_Job_
Write out the data again in full, exactly as it reads.

:: Records for this exercise

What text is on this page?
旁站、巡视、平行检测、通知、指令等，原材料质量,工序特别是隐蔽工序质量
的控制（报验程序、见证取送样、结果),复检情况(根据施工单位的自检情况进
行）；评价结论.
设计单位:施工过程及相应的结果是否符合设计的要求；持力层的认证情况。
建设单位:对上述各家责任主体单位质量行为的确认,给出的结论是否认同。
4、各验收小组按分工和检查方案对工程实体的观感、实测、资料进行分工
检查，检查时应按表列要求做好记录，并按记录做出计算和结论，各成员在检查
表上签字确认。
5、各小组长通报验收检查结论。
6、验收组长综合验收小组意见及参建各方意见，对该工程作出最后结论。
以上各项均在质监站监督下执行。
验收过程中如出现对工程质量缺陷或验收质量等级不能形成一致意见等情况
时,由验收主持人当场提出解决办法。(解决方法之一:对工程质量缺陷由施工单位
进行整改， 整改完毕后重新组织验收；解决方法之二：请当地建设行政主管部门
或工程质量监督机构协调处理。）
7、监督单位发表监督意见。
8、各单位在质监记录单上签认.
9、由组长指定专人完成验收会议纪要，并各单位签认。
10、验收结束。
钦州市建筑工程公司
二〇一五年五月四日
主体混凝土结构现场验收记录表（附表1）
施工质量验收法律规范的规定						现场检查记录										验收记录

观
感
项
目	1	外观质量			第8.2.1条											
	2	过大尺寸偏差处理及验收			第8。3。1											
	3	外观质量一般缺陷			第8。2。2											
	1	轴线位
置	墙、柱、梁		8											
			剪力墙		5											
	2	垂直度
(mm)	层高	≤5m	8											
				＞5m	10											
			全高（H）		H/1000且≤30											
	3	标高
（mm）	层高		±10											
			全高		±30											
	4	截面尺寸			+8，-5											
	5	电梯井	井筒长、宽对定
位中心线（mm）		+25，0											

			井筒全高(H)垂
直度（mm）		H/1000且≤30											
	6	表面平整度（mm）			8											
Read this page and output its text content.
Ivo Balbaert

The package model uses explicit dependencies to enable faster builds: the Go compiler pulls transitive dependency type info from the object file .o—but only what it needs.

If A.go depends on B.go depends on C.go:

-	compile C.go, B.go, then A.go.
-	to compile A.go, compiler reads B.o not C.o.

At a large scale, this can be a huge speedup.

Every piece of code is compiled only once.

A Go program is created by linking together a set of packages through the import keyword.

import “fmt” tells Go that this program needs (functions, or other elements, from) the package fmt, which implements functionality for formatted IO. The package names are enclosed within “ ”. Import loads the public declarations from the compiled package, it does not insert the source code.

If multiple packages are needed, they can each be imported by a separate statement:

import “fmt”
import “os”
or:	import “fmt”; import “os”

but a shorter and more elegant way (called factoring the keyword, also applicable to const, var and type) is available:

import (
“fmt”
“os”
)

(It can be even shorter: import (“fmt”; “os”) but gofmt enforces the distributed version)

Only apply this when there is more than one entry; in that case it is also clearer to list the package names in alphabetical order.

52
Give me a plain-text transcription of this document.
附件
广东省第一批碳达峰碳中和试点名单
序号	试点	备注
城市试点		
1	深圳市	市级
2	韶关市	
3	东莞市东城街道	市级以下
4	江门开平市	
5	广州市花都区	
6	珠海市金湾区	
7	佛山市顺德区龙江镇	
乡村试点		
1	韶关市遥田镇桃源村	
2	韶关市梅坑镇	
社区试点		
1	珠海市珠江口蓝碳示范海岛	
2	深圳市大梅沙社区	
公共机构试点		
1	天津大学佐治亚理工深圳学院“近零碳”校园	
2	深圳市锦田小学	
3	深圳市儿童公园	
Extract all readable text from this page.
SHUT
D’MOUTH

::::

_Full response_
What text is on this page?
旁站、巡视、平行检测、通知、指令等，原材料质量,工序特别是隐蔽工序质量
的控制（报验程序、见证取送样、结果),复检情况(根据施工单位的自检情况进
行）；评价结论.
设计单位:施工过程及相应的结果是否符合设计的要求；持力层的认证情况。
建设单位:对上述各家责任主体单位质量行为的确认,给出的结论是否认同。
4、各验收小组按分工和检查方案对工程实体的观感、实测、资料进行分工
检查，检查时应按表列要求做好记录，并按记录做出计算和结论，各成员在检查
表上签字确认。
5、各小组长通报验收检查结论。
6、验收组长综合验收小组意见及参建各方意见，对该工程作出最后结论。
以上各项均在质监站监督下执行。
验收过程中如出现对工程质量缺陷或验收质量等级不能形成一致意见等情况
时,由验收主持人当场提出解决办法。(解决方法之一:对工程质量缺陷由施工单位
进行整改， 整改完毕后重新组织验收；解决方法之二：请当地建设行政主管部门
或工程质量监督机构协调处理。）
7、监督单位发表监督意见。
8、各单位在质监记录单上签认.
9、由组长指定专人完成验收会议纪要，并各单位签认。
10、验收结束。
钦州市建筑工程公司
二〇一五年五月四日
主体混凝土结构现场验收记录表（附表1）
施工质量验收法律规范的规定						现场检查记录										验收记录

观
感
项
目	1	外观质量			第8.2.1条											
	2	过大尺寸偏差处理及验收			第8。3。1											
	3	外观质量一般缺陷			第8。2。2											
	1	轴线位
置	墙、柱、梁		8											
			剪力墙		5											
	2	垂直度
(mm)	层高	≤5m	8											
				＞5m	10											
			全高（H）		H/1000且≤30											
	3	标高
（mm）	层高		±10											
			全高		±30											
	4	截面尺寸			+8，-5											
	5	电梯井	井筒长、宽对定
位中心线（mm）		+25，0											

			井筒全高(H)垂
直度（mm）		H/1000且≤30											
	6	表面平整度（mm）			8											
Read this page and output its text content.
Ivo Balbaert

The package model uses explicit dependencies to enable faster builds: the Go compiler pulls transitive dependency type info from the object file .o—but only what it needs.

If A.go depends on B.go depends on C.go:

-	compile C.go, B.go, then A.go.
-	to compile A.go, compiler reads B.o not C.o.

At a large scale, this can be a huge speedup.

Every piece of code is compiled only once.

A Go program is created by linking together a set of packages through the import keyword.

import “fmt” tells Go that this program needs (functions, or other elements, from) the package fmt, which implements functionality for formatted IO. The package names are enclosed within “ ”. Import loads the public declarations from the compiled package, it does not insert the source code.

If multiple packages are needed, they can each be imported by a separate statement:

import “fmt”
import “os”
or:	import “fmt”; import “os”

but a shorter and more elegant way (called factoring the keyword, also applicable to const, var and type) is available:

import (
“fmt”
“os”
)

(It can be even shorter: import (“fmt”; “os”) but gofmt enforces the distributed version)

Only apply this when there is more than one entry; in that case it is also clearer to list the package names in alphabetical order.

52
Give me a plain-text transcription of this document.
附件
广东省第一批碳达峰碳中和试点名单
序号	试点	备注
城市试点		
1	深圳市	市级
2	韶关市	
3	东莞市东城街道	市级以下
4	江门开平市	
5	广州市花都区	
6	珠海市金湾区	
7	佛山市顺德区龙江镇	
乡村试点		
1	韶关市遥田镇桃源村	
2	韶关市梅坑镇	
社区试点		
1	珠海市珠江口蓝碳示范海岛	
2	深圳市大梅沙社区	
公共机构试点		
1	天津大学佐治亚理工深圳学院“近零碳”校园	
2	深圳市锦田小学	
3	深圳市儿童公园	
Extract all readable text from this page.
SHUT
D’MOUTH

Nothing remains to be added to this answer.